>> begin Data supplied

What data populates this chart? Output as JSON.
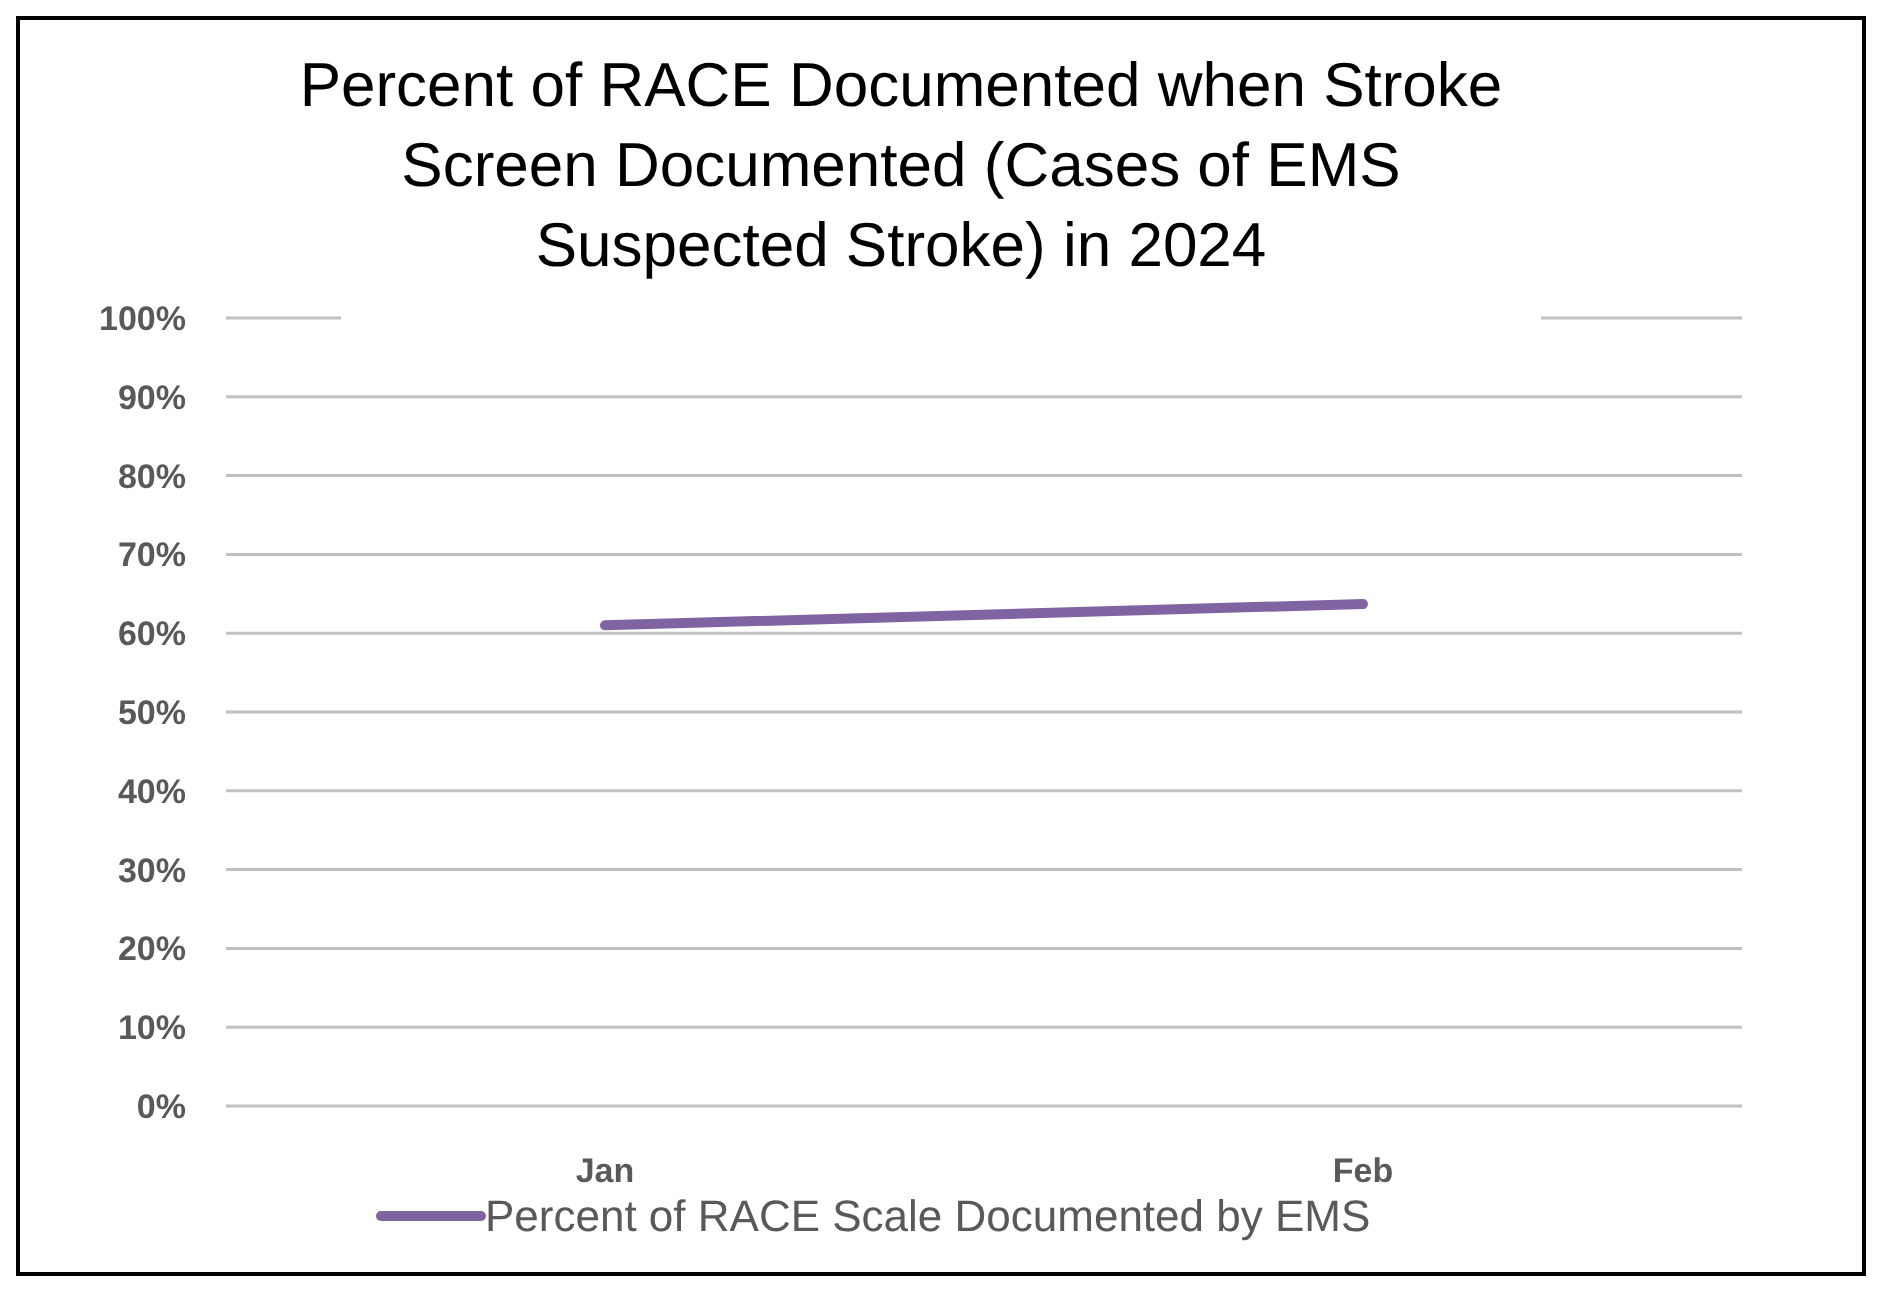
{
  "chart_data": {
    "type": "line",
    "title": "Percent of RACE Documented when Stroke Screen Documented (Cases of EMS Suspected Stroke) in 2024",
    "categories": [
      "Jan",
      "Feb"
    ],
    "series": [
      {
        "name": "Percent of RACE Scale Documented by EMS",
        "color": "#8064a2",
        "values": [
          61,
          63.7
        ]
      }
    ],
    "ylim": [
      0,
      100
    ],
    "yticks": [
      {
        "value": 0,
        "label": "0%"
      },
      {
        "value": 10,
        "label": "10%"
      },
      {
        "value": 20,
        "label": "20%"
      },
      {
        "value": 30,
        "label": "30%"
      },
      {
        "value": 40,
        "label": "40%"
      },
      {
        "value": 50,
        "label": "50%"
      },
      {
        "value": 60,
        "label": "60%"
      },
      {
        "value": 70,
        "label": "70%"
      },
      {
        "value": 80,
        "label": "80%"
      },
      {
        "value": 90,
        "label": "90%"
      },
      {
        "value": 100,
        "label": "100%"
      }
    ],
    "grid": "y",
    "legend": "bottom",
    "marker": "none",
    "line_style": "solid"
  }
}
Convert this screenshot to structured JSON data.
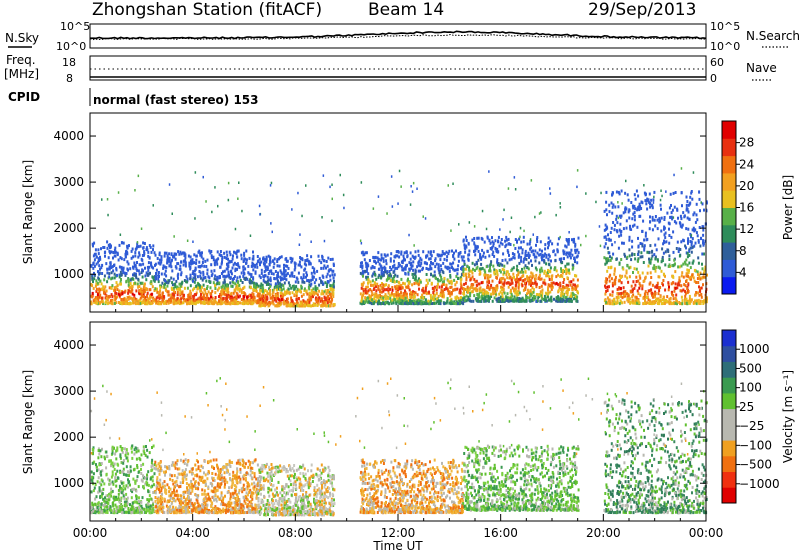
{
  "header": {
    "title": "Zhongshan Station (fitACF)",
    "beam": "Beam 14",
    "date": "29/Sep/2013"
  },
  "control_panel": {
    "nsky_label": "N.Sky",
    "nsky_ticks": [
      "10^5",
      "10^0"
    ],
    "nsearch_label": "N.Search",
    "nsearch_ticks": [
      "10^5",
      "10^0"
    ],
    "freq_label": "Freq.",
    "freq_unit": "[MHz]",
    "freq_ticks": [
      "18",
      "8"
    ],
    "nave_label": "Nave",
    "nave_ticks": [
      "60",
      "0"
    ],
    "cpid_label": "CPID",
    "cpid_text": "normal (fast stereo) 153"
  },
  "chart_data": [
    {
      "type": "heatmap",
      "name": "power",
      "ylabel": "Slant Range [km]",
      "xlabel": "",
      "y_ticks": [
        "4000",
        "3000",
        "2000",
        "1000"
      ],
      "ylim": [
        180,
        4500
      ],
      "x_ticks": [
        "00:00",
        "04:00",
        "08:00",
        "12:00",
        "16:00",
        "20:00",
        "00:00"
      ],
      "xlim": [
        0,
        24
      ],
      "colorbar": {
        "label": "Power [dB]",
        "ticks": [
          "28",
          "24",
          "20",
          "16",
          "12",
          "8",
          "4"
        ],
        "colors": [
          "#0a1bf0",
          "#2f5bd6",
          "#2f5f9a",
          "#2e8c5a",
          "#58b048",
          "#e8c020",
          "#f2a020",
          "#f07010",
          "#e83010",
          "#e00000"
        ]
      },
      "bands": [
        {
          "t0": 0.0,
          "t1": 2.5,
          "r0": 350,
          "r1": 1700,
          "core": 550
        },
        {
          "t0": 2.5,
          "t1": 6.5,
          "r0": 350,
          "r1": 1500,
          "core": 500
        },
        {
          "t0": 6.5,
          "t1": 9.5,
          "r0": 300,
          "r1": 1400,
          "core": 450
        },
        {
          "t0": 10.5,
          "t1": 14.5,
          "r0": 350,
          "r1": 1500,
          "core": 650
        },
        {
          "t0": 14.5,
          "t1": 19.0,
          "r0": 400,
          "r1": 1800,
          "core": 800
        },
        {
          "t0": 20.0,
          "t1": 24.0,
          "r0": 350,
          "r1": 2800,
          "core": 700
        }
      ]
    },
    {
      "type": "heatmap",
      "name": "velocity",
      "ylabel": "Slant Range [km]",
      "xlabel": "Time UT",
      "y_ticks": [
        "4000",
        "3000",
        "2000",
        "1000"
      ],
      "ylim": [
        180,
        4500
      ],
      "x_ticks": [
        "00:00",
        "04:00",
        "08:00",
        "12:00",
        "16:00",
        "20:00",
        "00:00"
      ],
      "xlim": [
        0,
        24
      ],
      "colorbar": {
        "label": "Velocity [m s⁻¹]",
        "ticks": [
          "1000",
          "500",
          "100",
          "25",
          "−25",
          "−100",
          "−500",
          "−1000"
        ],
        "colors": [
          "#e00000",
          "#f03010",
          "#f07010",
          "#f0a020",
          "#b8b8b0",
          "#b8b8b0",
          "#60c030",
          "#3a9a50",
          "#2e6e78",
          "#2f4fa0",
          "#1b2fd0"
        ]
      },
      "bands": [
        {
          "t0": 0.0,
          "t1": 2.5,
          "r0": 350,
          "r1": 1800,
          "v": "green"
        },
        {
          "t0": 2.5,
          "t1": 6.5,
          "r0": 350,
          "r1": 1500,
          "v": "orange"
        },
        {
          "t0": 6.5,
          "t1": 9.5,
          "r0": 300,
          "r1": 1400,
          "v": "grey"
        },
        {
          "t0": 10.5,
          "t1": 14.5,
          "r0": 350,
          "r1": 1500,
          "v": "orange"
        },
        {
          "t0": 14.5,
          "t1": 19.0,
          "r0": 400,
          "r1": 1800,
          "v": "green"
        },
        {
          "t0": 20.0,
          "t1": 24.0,
          "r0": 350,
          "r1": 2800,
          "v": "darkgreen"
        }
      ]
    }
  ]
}
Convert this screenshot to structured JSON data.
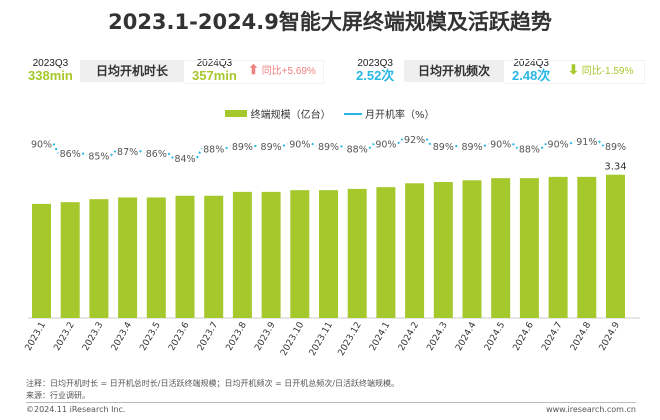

>> end Data supplied

#### [What you need to do]
Go through the data above and transcribe it in full, omitting any image.

#### [Correct output]
What data populates this chart? Output as JSON.
{
  "chart_data": {
    "type": "line",
    "title": "Percent of RACE Documented when Stroke Screen Documented (Cases of EMS Suspected Stroke) in 2024",
    "categories": [
      "Jan",
      "Feb"
    ],
    "series": [
      {
        "name": "Percent of RACE Scale Documented by EMS",
        "color": "#8064a2",
        "values": [
          61,
          63.7
        ]
      }
    ],
    "ylim": [
      0,
      100
    ],
    "yticks": [
      {
        "value": 0,
        "label": "0%"
      },
      {
        "value": 10,
        "label": "10%"
      },
      {
        "value": 20,
        "label": "20%"
      },
      {
        "value": 30,
        "label": "30%"
      },
      {
        "value": 40,
        "label": "40%"
      },
      {
        "value": 50,
        "label": "50%"
      },
      {
        "value": 60,
        "label": "60%"
      },
      {
        "value": 70,
        "label": "70%"
      },
      {
        "value": 80,
        "label": "80%"
      },
      {
        "value": 90,
        "label": "90%"
      },
      {
        "value": 100,
        "label": "100%"
      }
    ],
    "grid": "y",
    "legend": "bottom",
    "marker": "none",
    "line_style": "solid"
  }
}
Convert this screenshot to structured JSON data.
{
  "header": {
    "title": "Zhongshan Station (fitACF)",
    "beam": "Beam 14",
    "date": "29/Sep/2013"
  },
  "control_panel": {
    "nsky_label": "N.Sky",
    "nsky_ticks": [
      "10^5",
      "10^0"
    ],
    "nsearch_label": "N.Search",
    "nsearch_ticks": [
      "10^5",
      "10^0"
    ],
    "freq_label": "Freq.",
    "freq_unit": "[MHz]",
    "freq_ticks": [
      "18",
      "8"
    ],
    "nave_label": "Nave",
    "nave_ticks": [
      "60",
      "0"
    ],
    "cpid_label": "CPID",
    "cpid_text": "normal (fast stereo) 153"
  },
  "chart_data": [
    {
      "type": "heatmap",
      "name": "power",
      "ylabel": "Slant Range [km]",
      "xlabel": "",
      "y_ticks": [
        "4000",
        "3000",
        "2000",
        "1000"
      ],
      "ylim": [
        180,
        4500
      ],
      "x_ticks": [
        "00:00",
        "04:00",
        "08:00",
        "12:00",
        "16:00",
        "20:00",
        "00:00"
      ],
      "xlim": [
        0,
        24
      ],
      "colorbar": {
        "label": "Power [dB]",
        "ticks": [
          "28",
          "24",
          "20",
          "16",
          "12",
          "8",
          "4"
        ],
        "colors": [
          "#0a1bf0",
          "#2f5bd6",
          "#2f5f9a",
          "#2e8c5a",
          "#58b048",
          "#e8c020",
          "#f2a020",
          "#f07010",
          "#e83010",
          "#e00000"
        ]
      },
      "bands": [
        {
          "t0": 0.0,
          "t1": 2.5,
          "r0": 350,
          "r1": 1700,
          "core": 550
        },
        {
          "t0": 2.5,
          "t1": 6.5,
          "r0": 350,
          "r1": 1500,
          "core": 500
        },
        {
          "t0": 6.5,
          "t1": 9.5,
          "r0": 300,
          "r1": 1400,
          "core": 450
        },
        {
          "t0": 10.5,
          "t1": 14.5,
          "r0": 350,
          "r1": 1500,
          "core": 650
        },
        {
          "t0": 14.5,
          "t1": 19.0,
          "r0": 400,
          "r1": 1800,
          "core": 800
        },
        {
          "t0": 20.0,
          "t1": 24.0,
          "r0": 350,
          "r1": 2800,
          "core": 700
        }
      ]
    },
    {
      "type": "heatmap",
      "name": "velocity",
      "ylabel": "Slant Range [km]",
      "xlabel": "Time UT",
      "y_ticks": [
        "4000",
        "3000",
        "2000",
        "1000"
      ],
      "ylim": [
        180,
        4500
      ],
      "x_ticks": [
        "00:00",
        "04:00",
        "08:00",
        "12:00",
        "16:00",
        "20:00",
        "00:00"
      ],
      "xlim": [
        0,
        24
      ],
      "colorbar": {
        "label": "Velocity [m s⁻¹]",
        "ticks": [
          "1000",
          "500",
          "100",
          "25",
          "−25",
          "−100",
          "−500",
          "−1000"
        ],
        "colors": [
          "#e00000",
          "#f03010",
          "#f07010",
          "#f0a020",
          "#b8b8b0",
          "#b8b8b0",
          "#60c030",
          "#3a9a50",
          "#2e6e78",
          "#2f4fa0",
          "#1b2fd0"
        ]
      },
      "bands": [
        {
          "t0": 0.0,
          "t1": 2.5,
          "r0": 350,
          "r1": 1800,
          "v": "green"
        },
        {
          "t0": 2.5,
          "t1": 6.5,
          "r0": 350,
          "r1": 1500,
          "v": "orange"
        },
        {
          "t0": 6.5,
          "t1": 9.5,
          "r0": 300,
          "r1": 1400,
          "v": "grey"
        },
        {
          "t0": 10.5,
          "t1": 14.5,
          "r0": 350,
          "r1": 1500,
          "v": "orange"
        },
        {
          "t0": 14.5,
          "t1": 19.0,
          "r0": 400,
          "r1": 1800,
          "v": "green"
        },
        {
          "t0": 20.0,
          "t1": 24.0,
          "r0": 350,
          "r1": 2800,
          "v": "darkgreen"
        }
      ]
    }
  ]
}
Convert this screenshot to structured JSON data.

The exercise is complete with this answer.